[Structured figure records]
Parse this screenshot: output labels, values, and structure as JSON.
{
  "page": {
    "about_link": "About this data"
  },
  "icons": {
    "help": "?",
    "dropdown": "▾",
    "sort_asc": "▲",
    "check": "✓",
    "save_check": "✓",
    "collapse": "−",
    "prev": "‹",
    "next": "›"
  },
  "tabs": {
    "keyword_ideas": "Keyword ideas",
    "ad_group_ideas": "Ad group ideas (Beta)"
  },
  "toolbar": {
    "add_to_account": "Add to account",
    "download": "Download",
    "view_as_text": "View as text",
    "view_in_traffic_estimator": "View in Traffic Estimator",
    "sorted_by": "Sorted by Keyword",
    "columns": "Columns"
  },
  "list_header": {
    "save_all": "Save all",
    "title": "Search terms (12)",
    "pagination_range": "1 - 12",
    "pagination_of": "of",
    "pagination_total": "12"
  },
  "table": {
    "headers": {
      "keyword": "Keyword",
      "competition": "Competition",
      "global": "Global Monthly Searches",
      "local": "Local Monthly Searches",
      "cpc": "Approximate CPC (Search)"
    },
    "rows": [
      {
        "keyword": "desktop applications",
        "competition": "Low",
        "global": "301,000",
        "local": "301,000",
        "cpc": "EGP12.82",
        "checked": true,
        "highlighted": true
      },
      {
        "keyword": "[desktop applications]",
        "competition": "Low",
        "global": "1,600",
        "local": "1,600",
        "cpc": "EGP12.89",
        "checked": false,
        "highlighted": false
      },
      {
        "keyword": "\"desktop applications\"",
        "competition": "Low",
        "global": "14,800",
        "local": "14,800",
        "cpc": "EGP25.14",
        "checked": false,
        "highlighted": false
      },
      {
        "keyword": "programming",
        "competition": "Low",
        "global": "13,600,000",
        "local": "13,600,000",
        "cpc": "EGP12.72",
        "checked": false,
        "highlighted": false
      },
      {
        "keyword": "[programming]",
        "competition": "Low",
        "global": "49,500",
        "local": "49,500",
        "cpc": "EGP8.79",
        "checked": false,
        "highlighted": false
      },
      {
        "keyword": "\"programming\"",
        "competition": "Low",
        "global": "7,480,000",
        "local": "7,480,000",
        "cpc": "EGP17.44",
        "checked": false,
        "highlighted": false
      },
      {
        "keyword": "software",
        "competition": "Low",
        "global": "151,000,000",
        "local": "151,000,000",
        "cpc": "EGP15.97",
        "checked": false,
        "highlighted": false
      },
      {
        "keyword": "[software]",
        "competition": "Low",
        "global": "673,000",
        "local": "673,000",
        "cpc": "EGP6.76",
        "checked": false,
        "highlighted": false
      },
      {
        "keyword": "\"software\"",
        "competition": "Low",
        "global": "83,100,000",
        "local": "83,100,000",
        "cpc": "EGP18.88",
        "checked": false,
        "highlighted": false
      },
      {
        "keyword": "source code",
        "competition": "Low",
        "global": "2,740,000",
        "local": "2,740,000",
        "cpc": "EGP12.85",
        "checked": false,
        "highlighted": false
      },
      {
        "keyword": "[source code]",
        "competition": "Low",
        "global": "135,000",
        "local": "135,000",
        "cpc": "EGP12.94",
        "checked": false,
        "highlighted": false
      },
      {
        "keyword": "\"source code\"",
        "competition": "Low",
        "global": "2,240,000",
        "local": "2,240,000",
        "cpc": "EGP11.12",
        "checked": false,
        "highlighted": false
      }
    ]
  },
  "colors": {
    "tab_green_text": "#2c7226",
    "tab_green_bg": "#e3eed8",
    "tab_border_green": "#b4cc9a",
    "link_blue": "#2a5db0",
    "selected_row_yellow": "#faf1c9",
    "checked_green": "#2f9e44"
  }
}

Request: Write out each line of the data that holds the string "View".

Written answer:
    "view_as_text": "View as text",
    "view_in_traffic_estimator": "View in Traffic Estimator",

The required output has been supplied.